* Begin SUPPLIED PASSAGE *

At the trial on March 14, 1972, the testimony was substantially the same as at the suppression hearing. A jury found the defendant guilty of unlawful use of weapons and possession of a controlled substance.

The defendant first contends the court erred in denying his motion for a fourth term discharge. The defendant bases his contention on Ill. Rev. Stat. 1973, ch. 38, § 103-5(a) and (d), which provides, in pertinent part, as follows:

"(a) Every person in custody in this State for an alleged offense shall be tried by the court having jurisdiction within 120 days from the date he was taken into custody unless delay is occasioned by the defendant * * *.

(d) Every person not tried in accordance with subsections (a), (b) and (c) of this Section shall be discharged from custody or released from the obligations of his bail or recognizance."

The defendant argues that the only motion made by him before the fourth term ran was a motion for discovery, and such motion did not cause or contribute to any delay in the instant proceedings.

* End SUPPLIED PASSAGE *
* Begin DATASET RECORDS *

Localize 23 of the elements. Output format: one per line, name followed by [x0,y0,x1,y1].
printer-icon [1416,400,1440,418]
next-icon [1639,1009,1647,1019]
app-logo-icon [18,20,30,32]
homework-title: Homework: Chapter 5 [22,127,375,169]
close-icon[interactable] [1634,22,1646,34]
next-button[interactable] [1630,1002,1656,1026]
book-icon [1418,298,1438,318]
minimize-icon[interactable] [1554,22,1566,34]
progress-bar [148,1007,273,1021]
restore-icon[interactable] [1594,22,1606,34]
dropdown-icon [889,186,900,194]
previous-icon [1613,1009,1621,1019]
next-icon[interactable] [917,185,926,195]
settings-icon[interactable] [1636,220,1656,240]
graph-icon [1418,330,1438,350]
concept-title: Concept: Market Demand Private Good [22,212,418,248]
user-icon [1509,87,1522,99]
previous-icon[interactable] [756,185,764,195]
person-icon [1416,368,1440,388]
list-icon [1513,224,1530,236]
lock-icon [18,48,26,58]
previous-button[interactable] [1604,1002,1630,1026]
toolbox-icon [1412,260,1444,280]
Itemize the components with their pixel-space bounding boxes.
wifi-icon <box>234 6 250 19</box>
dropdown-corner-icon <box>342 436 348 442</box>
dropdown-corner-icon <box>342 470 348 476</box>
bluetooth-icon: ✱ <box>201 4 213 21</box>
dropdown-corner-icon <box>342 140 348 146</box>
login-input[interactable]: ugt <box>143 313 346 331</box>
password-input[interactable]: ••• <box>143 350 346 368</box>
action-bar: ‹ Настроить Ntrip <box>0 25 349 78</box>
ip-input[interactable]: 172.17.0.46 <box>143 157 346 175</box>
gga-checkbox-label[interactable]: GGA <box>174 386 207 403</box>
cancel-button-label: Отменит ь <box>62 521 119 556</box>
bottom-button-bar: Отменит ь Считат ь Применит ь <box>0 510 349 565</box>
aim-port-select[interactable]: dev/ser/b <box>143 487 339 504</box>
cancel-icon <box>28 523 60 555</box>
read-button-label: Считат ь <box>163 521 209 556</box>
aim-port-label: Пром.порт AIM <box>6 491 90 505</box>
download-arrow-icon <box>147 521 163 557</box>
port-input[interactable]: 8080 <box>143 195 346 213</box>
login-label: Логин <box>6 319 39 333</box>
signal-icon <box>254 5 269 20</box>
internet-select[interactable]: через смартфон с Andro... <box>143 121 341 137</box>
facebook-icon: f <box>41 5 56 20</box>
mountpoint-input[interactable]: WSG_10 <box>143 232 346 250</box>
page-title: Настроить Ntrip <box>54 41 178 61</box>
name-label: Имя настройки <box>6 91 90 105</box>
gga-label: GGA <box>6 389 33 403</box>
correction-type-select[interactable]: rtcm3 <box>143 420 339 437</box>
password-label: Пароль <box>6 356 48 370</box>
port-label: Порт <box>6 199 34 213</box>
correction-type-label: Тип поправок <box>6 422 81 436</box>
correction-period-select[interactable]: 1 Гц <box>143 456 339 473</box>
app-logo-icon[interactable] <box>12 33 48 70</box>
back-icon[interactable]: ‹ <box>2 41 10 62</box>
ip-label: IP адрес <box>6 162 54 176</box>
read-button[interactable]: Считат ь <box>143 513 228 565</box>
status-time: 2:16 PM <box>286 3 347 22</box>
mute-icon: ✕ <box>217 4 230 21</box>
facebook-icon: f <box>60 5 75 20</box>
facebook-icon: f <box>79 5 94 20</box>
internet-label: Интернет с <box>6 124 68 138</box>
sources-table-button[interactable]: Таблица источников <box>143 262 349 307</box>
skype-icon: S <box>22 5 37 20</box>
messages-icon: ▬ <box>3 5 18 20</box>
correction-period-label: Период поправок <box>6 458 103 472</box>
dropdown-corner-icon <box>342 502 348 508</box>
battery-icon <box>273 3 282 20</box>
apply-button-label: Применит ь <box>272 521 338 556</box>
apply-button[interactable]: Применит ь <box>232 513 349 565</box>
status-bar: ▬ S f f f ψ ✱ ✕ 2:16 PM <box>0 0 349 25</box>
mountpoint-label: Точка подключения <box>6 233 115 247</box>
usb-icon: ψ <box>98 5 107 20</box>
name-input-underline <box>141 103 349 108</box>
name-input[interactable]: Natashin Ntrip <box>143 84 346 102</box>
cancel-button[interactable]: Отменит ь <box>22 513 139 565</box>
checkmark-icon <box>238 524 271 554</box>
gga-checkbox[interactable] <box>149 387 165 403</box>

* End DATASET RECORDS *

**EXERCISE TASKS**
a: Under subsection (a) quoted in the court opinion excerpt, within how many days must a person in custody be tried?
b: Carry the court opinion on the fourth term discharge motion forward from its last sentence.

**TASK-BY-TASK ANSWERS**
a: Within 120 days from the date he was taken into custody.

b:
• 1, 2 We believe the court properly denied the defendant's motion for a fourth term discharge. The record indicates the defendant was arrested on November 9, 1971. On November 30, 1971, a preliminary hearing was held. After a finding of "probable cause," the court inquired if the defendant and his counsel wished to plea bargain in the lower court to have the case sent to the Grand Jury. Defendant's counsel replied, "We'll hear the offer, we'll take a week and hear the offer, please." The trial judge then explained to the defendant that in his opinion that was a "motion-defendant" continuance, and the case was continued until December 9, 1971. Neither party disputed the court's ruling. In People v. Rice (1969), 109 Ill. App.2d 212, the appellate court held:

"The criterion or test established by the Supreme Court [as to delay occasioned by the defendant] is whether the act of the defendant in fact contributed to cause the delay, or created the necessity for the postponement of the trial."

In the instant case, the defendant requested time to consider an offer. The defendant thereby caused the delay in the proceedings and cannot now argue he was improperly denied a Fourth Term discharge.

The defendant's second contention is that the trial judge based his denial of defendant's motion to suppress evidence on matters not in the record. At the close of the testimony on the motion to suppress, the defendant's counsel argued the motion should be granted because it was inherently incredible that the defendant would throw down a package of heroin in front of two uniformed police officers. The trial judge then commented:

"I disagree with you completely. If it were any other street, I would agree with you; but this one street I am familiar with. I worked many days down on that street in Traffic Court, * * * and I have seen this with my own eyes * * *. And this does not really seem that far out as far as I am concerned."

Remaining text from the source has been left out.